Instructions for the task: Report the number of lines that include "FIRI", with no additional text.

[Data entries]
═══

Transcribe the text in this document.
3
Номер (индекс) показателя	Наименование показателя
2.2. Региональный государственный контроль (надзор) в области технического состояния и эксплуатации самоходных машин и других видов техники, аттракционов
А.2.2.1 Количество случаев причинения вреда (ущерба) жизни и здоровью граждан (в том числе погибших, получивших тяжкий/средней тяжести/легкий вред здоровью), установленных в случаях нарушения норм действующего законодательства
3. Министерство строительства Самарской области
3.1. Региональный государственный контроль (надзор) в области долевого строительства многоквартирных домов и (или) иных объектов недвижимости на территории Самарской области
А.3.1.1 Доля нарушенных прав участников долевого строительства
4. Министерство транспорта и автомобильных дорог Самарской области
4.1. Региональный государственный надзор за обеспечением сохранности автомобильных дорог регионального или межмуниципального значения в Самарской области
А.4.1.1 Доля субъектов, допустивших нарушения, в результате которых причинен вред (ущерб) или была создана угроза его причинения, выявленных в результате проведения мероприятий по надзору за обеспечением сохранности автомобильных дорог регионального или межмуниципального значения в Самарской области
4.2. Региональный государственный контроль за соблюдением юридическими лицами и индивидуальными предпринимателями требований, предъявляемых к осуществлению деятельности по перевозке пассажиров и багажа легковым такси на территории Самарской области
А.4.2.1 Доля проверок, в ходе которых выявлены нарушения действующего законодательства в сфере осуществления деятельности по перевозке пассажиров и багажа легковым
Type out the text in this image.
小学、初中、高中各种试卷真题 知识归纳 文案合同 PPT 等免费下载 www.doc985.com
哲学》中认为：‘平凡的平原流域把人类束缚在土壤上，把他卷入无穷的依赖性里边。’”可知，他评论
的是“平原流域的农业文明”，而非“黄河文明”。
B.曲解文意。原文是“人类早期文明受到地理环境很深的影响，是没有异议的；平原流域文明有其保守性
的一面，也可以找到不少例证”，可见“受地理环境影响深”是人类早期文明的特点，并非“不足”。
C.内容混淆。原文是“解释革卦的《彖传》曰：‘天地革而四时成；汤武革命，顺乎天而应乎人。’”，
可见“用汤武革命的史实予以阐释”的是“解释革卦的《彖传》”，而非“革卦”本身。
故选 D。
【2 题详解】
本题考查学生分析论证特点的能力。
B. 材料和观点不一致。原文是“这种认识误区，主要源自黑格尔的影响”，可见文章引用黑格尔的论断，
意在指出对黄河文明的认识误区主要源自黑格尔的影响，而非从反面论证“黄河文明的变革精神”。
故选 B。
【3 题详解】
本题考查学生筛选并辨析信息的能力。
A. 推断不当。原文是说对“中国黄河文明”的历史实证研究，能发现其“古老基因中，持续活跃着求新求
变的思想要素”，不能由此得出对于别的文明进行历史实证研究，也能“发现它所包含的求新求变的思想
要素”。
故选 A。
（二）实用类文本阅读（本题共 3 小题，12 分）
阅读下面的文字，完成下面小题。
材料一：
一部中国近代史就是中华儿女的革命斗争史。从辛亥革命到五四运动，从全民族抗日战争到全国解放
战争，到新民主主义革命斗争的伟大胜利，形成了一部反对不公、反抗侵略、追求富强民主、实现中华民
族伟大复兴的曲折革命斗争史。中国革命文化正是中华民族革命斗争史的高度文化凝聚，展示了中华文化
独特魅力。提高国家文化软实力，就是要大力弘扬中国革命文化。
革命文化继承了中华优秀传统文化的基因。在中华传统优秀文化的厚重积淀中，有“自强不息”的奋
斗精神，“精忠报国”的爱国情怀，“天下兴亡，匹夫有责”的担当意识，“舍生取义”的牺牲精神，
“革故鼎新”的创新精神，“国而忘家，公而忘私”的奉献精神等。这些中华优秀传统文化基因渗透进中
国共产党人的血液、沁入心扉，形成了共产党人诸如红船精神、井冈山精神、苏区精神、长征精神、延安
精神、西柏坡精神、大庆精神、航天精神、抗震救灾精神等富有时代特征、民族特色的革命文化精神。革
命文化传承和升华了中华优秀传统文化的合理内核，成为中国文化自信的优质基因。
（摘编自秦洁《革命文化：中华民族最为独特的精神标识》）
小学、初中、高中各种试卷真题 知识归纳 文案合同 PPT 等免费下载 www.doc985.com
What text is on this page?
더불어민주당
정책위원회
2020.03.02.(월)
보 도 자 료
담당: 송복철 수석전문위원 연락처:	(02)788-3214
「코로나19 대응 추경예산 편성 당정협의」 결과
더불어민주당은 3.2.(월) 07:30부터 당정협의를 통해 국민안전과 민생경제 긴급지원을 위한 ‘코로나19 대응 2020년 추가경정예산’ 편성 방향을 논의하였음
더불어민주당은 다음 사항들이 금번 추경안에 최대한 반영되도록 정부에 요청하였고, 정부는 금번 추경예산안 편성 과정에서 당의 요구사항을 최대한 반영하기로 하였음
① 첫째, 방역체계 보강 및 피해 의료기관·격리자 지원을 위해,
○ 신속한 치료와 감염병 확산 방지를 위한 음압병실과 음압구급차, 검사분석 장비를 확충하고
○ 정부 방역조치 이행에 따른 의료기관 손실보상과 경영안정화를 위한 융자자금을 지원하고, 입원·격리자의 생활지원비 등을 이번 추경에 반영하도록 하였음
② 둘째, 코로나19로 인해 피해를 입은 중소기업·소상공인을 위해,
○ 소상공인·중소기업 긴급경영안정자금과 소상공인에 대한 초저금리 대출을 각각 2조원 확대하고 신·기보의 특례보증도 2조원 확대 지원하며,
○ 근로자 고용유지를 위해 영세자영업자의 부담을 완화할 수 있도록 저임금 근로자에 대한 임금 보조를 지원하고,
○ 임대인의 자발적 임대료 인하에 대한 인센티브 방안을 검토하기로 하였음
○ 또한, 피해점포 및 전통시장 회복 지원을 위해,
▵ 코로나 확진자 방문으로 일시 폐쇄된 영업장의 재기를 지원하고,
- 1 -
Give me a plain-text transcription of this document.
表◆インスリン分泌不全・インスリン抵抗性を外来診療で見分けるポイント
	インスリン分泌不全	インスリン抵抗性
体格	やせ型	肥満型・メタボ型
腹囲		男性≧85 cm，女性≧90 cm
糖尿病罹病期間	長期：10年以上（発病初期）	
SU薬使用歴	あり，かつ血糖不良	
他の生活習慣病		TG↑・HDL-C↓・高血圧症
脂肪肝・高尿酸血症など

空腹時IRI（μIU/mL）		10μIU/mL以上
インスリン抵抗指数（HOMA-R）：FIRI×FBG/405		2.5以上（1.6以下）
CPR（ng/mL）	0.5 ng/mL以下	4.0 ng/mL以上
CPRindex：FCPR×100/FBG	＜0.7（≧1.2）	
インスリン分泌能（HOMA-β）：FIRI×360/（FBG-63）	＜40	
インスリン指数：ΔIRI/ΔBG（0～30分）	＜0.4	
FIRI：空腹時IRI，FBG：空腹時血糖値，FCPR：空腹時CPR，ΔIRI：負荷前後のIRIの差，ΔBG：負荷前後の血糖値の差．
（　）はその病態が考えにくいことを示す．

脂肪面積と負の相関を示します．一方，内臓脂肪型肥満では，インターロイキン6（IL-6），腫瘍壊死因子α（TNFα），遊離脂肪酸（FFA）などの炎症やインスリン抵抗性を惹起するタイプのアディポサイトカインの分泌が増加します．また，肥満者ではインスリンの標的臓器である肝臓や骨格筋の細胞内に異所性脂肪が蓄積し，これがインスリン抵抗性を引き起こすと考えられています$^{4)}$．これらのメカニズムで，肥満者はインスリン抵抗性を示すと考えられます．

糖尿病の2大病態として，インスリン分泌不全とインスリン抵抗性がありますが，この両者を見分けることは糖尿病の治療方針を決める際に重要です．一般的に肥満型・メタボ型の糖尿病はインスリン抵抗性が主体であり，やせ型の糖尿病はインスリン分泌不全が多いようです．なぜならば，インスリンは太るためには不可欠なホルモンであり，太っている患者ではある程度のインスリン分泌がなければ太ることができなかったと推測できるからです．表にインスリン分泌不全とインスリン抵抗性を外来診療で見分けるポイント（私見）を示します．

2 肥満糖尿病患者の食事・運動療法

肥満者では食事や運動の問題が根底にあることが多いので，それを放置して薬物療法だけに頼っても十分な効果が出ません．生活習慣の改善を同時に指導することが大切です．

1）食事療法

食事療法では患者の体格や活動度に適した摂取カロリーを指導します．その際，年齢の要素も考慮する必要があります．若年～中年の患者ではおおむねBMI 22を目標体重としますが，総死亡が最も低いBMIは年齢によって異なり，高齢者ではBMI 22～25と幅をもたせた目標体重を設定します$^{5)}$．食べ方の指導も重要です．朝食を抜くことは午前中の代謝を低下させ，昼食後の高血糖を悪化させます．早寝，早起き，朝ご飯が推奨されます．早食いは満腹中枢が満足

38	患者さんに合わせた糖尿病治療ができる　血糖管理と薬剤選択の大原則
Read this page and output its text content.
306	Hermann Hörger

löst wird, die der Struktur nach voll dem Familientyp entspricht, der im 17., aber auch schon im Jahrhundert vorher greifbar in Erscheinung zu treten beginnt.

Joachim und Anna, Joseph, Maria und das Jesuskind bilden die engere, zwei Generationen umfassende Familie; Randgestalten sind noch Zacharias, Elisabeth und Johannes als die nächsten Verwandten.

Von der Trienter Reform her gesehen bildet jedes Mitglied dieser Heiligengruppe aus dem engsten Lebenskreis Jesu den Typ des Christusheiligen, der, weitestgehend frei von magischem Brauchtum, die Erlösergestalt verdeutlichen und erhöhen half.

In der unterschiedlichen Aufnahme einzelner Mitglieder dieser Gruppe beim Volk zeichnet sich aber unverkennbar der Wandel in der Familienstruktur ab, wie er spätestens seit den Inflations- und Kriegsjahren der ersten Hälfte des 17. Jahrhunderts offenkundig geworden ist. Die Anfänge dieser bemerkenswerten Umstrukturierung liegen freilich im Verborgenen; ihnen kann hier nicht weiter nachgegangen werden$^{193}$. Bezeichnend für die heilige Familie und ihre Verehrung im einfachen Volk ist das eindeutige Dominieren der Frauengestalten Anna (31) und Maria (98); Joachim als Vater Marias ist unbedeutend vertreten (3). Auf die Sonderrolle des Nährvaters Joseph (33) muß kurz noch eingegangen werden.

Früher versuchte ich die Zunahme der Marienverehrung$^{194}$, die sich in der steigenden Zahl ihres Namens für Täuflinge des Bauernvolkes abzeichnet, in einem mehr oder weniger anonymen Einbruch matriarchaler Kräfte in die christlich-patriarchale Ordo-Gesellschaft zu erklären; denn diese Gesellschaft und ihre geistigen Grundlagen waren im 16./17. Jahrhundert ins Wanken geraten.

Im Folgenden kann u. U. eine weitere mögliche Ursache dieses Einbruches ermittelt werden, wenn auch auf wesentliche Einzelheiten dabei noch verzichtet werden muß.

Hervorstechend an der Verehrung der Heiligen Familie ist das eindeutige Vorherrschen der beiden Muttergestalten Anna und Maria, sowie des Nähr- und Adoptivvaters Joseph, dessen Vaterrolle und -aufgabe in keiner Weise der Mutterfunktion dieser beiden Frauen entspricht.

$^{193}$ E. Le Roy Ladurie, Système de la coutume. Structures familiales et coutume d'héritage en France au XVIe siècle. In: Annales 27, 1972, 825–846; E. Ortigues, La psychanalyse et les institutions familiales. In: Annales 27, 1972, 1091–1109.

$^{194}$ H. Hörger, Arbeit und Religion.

═══

Response: 3